WHAT THE TASK ASKS:
Only lines with the word "dashed" are needed; collect each of them from the listing below.

[Dataset records]
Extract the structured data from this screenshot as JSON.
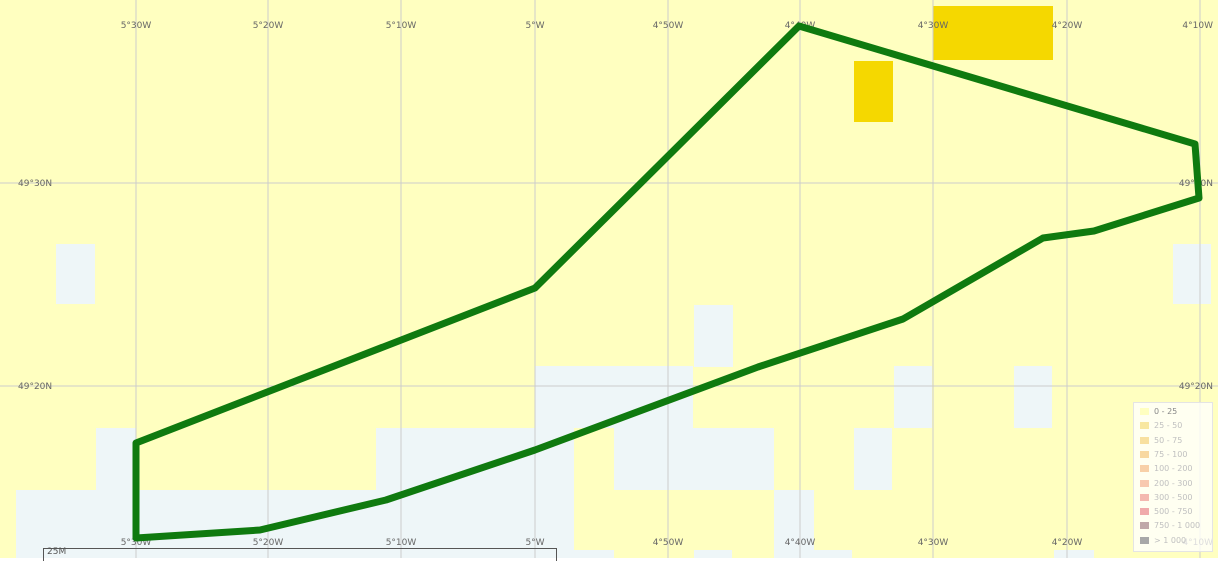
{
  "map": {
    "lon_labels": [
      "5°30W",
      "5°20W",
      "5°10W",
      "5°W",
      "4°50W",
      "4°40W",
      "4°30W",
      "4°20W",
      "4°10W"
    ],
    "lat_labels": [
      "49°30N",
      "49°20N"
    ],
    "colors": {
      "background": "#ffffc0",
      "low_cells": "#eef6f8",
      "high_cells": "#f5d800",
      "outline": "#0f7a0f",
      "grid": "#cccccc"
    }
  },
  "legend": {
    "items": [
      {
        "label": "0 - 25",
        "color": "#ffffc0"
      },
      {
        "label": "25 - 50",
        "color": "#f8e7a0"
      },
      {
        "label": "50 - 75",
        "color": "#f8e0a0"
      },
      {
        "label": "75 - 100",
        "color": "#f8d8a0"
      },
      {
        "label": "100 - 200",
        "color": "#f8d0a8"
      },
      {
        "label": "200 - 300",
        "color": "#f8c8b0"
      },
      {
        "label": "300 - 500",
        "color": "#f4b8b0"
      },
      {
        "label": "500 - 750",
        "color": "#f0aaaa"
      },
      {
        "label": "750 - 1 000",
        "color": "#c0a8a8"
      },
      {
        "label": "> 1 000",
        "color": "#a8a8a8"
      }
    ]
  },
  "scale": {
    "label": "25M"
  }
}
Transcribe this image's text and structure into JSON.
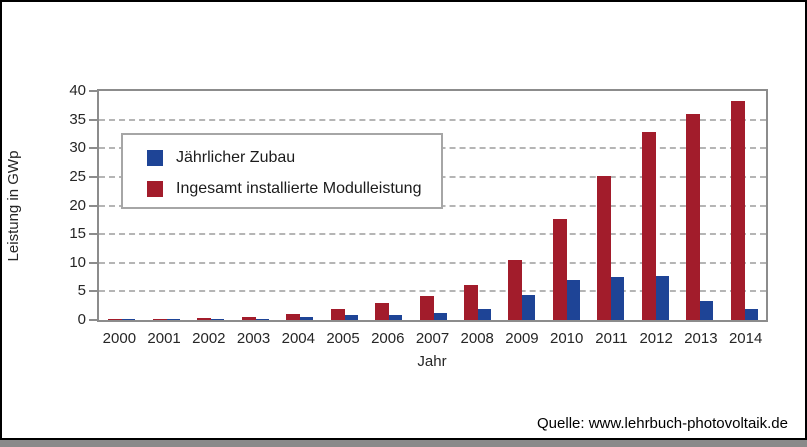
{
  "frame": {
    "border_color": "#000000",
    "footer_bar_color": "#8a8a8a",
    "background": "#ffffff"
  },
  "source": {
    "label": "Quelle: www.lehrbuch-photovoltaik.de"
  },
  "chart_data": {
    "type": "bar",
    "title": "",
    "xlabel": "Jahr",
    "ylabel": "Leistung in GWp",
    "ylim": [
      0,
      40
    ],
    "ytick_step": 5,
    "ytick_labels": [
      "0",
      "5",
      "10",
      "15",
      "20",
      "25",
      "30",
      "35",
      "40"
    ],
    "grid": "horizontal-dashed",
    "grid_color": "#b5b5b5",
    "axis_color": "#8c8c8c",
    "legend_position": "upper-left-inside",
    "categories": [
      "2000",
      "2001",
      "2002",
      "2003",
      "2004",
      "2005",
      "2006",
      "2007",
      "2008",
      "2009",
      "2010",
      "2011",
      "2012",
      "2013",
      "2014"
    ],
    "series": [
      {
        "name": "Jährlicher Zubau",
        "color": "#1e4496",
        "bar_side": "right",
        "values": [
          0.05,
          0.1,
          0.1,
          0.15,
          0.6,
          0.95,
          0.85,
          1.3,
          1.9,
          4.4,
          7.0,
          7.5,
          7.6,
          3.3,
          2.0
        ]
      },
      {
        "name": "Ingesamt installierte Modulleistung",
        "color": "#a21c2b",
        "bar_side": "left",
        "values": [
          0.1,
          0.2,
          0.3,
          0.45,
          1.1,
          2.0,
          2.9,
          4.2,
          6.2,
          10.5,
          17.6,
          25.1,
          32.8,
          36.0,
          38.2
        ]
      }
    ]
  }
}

---

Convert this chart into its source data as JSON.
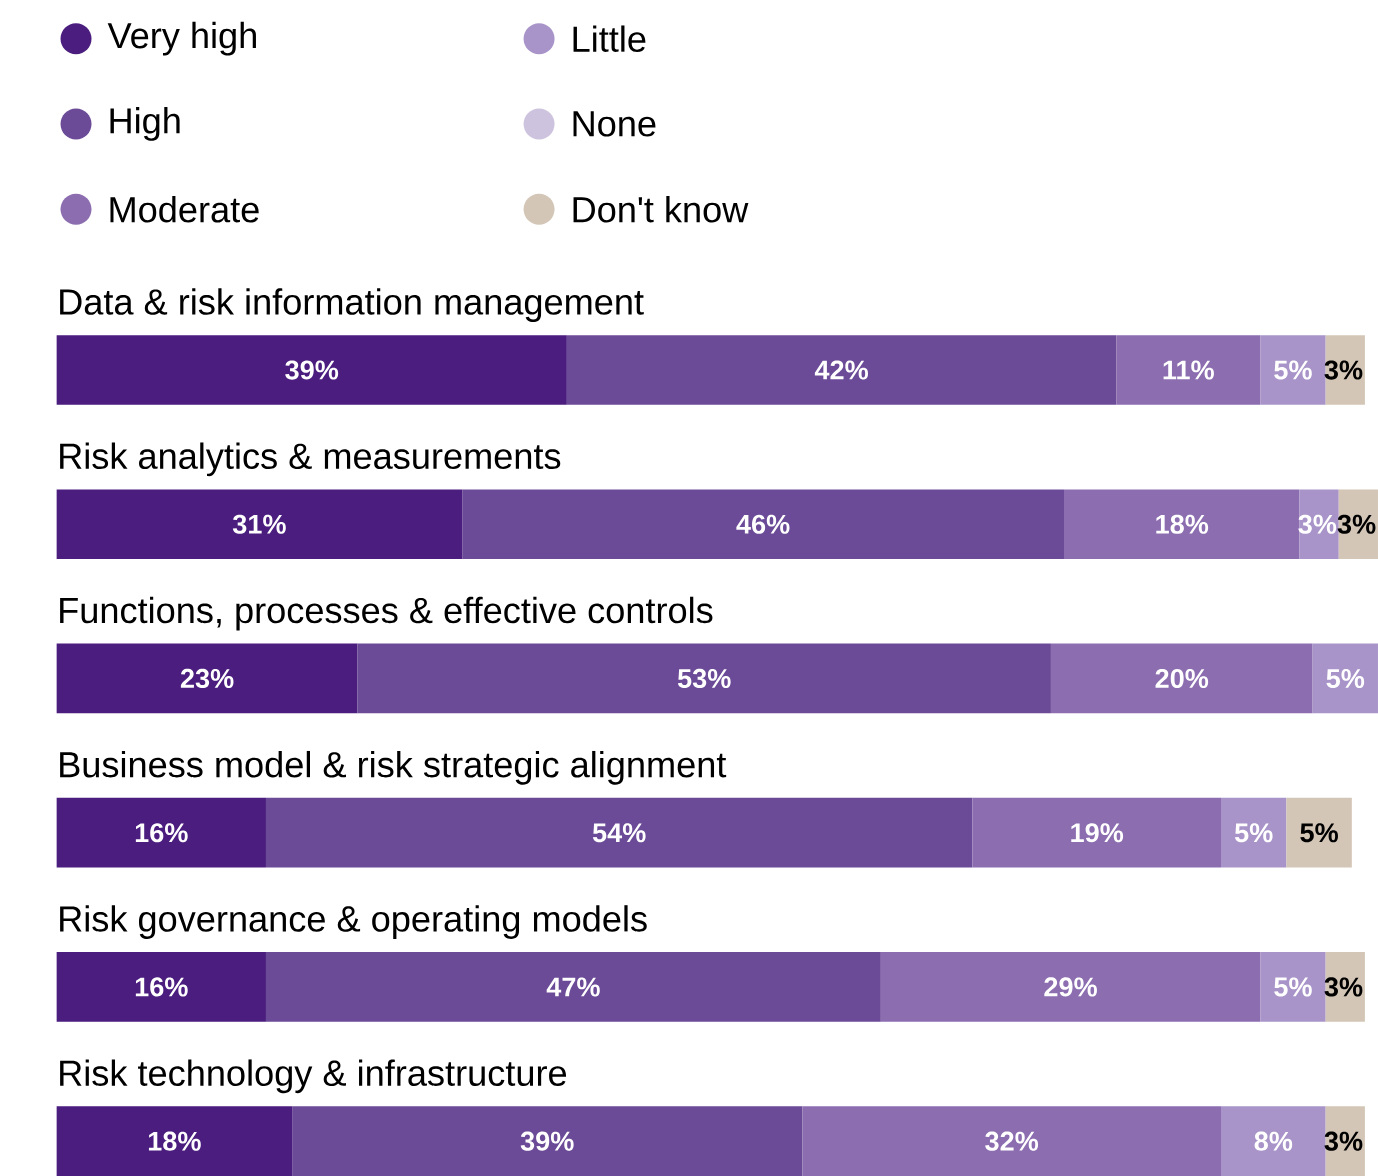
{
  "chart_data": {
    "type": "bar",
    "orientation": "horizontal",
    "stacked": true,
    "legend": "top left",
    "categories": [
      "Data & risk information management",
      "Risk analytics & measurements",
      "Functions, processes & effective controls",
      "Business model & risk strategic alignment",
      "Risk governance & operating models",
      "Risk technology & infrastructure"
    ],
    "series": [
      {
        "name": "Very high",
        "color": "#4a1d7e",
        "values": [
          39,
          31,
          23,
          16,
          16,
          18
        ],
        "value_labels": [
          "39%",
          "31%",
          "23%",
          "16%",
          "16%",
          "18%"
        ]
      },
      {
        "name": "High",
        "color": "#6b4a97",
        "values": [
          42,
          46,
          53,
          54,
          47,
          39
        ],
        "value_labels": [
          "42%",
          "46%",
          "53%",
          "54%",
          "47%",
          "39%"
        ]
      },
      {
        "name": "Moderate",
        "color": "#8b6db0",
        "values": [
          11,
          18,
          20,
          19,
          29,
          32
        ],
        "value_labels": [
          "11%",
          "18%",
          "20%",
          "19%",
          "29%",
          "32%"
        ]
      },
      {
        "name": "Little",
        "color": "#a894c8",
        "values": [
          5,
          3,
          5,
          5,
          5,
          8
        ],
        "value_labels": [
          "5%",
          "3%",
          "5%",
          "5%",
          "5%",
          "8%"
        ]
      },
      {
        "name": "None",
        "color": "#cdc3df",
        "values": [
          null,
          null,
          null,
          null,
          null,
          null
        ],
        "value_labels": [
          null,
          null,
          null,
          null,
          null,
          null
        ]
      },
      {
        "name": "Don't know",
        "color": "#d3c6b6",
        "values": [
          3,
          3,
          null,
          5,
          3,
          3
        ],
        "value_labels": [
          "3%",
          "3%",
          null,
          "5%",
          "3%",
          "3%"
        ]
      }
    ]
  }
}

--

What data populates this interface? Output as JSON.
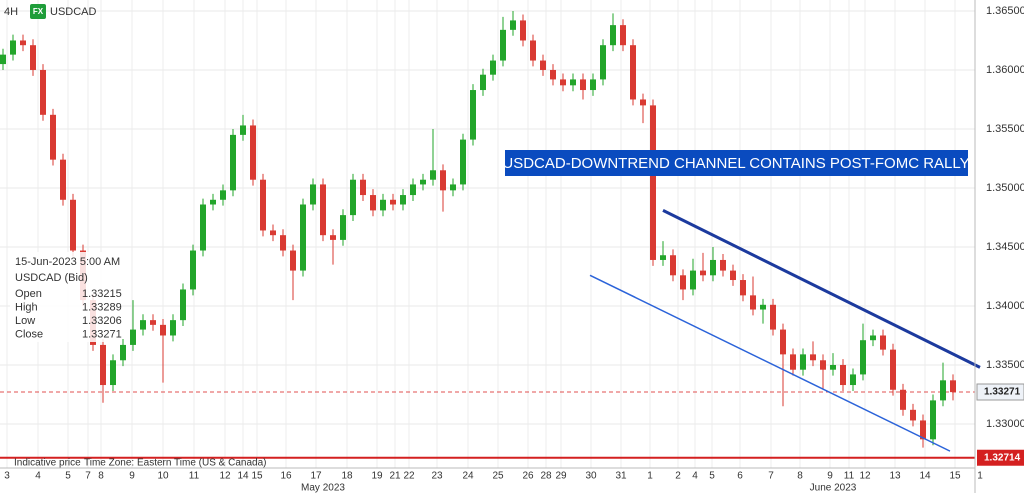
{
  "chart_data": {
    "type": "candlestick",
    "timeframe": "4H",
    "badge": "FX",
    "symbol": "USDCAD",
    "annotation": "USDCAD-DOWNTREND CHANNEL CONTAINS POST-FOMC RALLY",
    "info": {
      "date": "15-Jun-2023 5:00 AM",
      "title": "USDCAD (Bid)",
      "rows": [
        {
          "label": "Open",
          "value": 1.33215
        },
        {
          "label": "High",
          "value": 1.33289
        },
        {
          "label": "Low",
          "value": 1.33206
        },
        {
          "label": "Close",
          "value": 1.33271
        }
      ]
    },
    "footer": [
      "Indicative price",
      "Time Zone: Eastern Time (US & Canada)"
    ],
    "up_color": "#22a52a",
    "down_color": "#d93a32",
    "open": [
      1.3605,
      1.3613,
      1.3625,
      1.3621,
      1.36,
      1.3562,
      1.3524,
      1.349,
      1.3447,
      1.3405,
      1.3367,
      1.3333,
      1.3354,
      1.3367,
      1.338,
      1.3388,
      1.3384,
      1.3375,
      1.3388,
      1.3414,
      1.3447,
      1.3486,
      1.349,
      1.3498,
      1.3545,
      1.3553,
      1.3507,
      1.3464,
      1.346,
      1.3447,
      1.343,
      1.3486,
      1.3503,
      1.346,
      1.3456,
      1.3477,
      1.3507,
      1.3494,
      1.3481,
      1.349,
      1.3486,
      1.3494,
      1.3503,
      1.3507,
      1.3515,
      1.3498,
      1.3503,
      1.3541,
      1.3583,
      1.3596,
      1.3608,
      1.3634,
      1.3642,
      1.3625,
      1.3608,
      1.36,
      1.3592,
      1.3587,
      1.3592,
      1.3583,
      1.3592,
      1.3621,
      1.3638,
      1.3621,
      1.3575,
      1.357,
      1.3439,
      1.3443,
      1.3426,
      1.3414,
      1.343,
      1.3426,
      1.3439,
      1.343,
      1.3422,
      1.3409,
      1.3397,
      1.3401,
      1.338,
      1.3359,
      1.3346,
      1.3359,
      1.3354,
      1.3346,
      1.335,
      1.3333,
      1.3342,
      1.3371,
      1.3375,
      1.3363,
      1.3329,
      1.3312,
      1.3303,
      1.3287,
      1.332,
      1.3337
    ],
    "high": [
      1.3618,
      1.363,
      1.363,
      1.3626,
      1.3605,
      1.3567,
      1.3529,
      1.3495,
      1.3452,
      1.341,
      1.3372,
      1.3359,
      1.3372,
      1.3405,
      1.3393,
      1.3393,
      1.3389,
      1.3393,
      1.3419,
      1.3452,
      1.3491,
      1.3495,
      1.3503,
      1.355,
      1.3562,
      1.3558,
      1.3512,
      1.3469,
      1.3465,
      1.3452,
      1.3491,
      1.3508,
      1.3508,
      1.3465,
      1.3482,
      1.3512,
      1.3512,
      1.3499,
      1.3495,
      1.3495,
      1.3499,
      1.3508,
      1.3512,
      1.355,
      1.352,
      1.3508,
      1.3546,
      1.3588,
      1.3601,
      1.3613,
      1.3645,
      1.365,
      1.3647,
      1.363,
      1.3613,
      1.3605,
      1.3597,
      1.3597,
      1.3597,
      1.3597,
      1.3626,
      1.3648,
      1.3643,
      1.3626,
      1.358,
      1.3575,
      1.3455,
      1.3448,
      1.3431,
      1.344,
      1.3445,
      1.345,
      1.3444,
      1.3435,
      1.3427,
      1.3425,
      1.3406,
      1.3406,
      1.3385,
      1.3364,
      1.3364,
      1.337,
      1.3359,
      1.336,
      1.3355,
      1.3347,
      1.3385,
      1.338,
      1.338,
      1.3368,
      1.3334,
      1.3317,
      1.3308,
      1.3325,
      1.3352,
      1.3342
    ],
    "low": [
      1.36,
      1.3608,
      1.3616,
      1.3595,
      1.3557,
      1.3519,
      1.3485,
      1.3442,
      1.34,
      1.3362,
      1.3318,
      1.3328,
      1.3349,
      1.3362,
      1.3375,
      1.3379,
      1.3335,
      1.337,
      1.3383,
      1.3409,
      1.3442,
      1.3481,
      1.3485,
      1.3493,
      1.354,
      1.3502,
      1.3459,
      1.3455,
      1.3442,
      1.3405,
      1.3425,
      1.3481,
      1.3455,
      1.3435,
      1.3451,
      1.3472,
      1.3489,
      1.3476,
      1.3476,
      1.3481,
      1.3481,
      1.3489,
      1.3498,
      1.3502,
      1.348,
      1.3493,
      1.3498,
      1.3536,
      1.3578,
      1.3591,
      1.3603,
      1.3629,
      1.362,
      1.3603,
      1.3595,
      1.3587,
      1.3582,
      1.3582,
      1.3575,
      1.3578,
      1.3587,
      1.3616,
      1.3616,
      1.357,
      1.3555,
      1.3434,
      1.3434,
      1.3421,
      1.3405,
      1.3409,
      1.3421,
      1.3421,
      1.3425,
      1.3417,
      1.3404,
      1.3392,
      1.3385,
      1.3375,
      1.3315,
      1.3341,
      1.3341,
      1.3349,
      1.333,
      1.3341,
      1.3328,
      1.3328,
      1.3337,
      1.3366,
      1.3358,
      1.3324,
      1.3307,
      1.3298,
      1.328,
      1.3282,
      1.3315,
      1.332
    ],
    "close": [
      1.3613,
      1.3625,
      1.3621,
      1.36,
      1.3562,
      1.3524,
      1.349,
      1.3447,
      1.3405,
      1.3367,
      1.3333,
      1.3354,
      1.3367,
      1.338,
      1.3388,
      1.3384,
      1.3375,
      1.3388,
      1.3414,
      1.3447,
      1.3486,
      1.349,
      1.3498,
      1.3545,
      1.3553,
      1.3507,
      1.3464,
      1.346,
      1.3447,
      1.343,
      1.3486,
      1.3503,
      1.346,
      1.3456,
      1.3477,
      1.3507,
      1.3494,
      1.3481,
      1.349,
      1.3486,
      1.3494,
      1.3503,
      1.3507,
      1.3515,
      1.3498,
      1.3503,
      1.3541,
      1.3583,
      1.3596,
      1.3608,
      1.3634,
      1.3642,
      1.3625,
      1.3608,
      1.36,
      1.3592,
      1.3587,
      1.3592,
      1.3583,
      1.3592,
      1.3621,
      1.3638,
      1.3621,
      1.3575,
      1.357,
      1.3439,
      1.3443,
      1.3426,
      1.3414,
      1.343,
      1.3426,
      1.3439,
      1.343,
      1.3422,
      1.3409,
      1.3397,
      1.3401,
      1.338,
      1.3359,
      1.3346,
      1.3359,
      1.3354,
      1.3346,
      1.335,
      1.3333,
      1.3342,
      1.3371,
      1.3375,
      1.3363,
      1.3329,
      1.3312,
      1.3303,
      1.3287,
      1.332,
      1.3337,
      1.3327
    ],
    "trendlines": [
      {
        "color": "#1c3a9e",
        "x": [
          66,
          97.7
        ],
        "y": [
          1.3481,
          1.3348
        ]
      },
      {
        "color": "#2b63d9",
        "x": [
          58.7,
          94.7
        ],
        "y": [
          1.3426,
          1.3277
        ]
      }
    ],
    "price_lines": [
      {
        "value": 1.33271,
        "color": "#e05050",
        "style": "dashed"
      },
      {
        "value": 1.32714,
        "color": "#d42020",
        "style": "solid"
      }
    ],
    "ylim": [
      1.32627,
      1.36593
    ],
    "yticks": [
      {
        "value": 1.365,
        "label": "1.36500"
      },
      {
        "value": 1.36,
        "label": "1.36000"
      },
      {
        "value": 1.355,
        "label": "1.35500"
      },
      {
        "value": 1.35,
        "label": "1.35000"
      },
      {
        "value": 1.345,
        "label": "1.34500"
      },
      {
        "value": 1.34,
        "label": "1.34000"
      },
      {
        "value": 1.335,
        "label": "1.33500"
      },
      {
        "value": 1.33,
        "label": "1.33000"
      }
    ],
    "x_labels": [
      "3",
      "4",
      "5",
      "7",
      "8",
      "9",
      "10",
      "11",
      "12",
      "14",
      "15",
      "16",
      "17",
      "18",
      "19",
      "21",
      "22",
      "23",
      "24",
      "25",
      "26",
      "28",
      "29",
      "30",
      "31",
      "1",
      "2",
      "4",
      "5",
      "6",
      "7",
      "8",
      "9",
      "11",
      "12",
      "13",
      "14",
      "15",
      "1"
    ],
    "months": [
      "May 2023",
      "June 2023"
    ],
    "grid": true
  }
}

RESULT OF THIS EXERCISE:
    "grid": "horizontal-dashed",
        "style": "dashed"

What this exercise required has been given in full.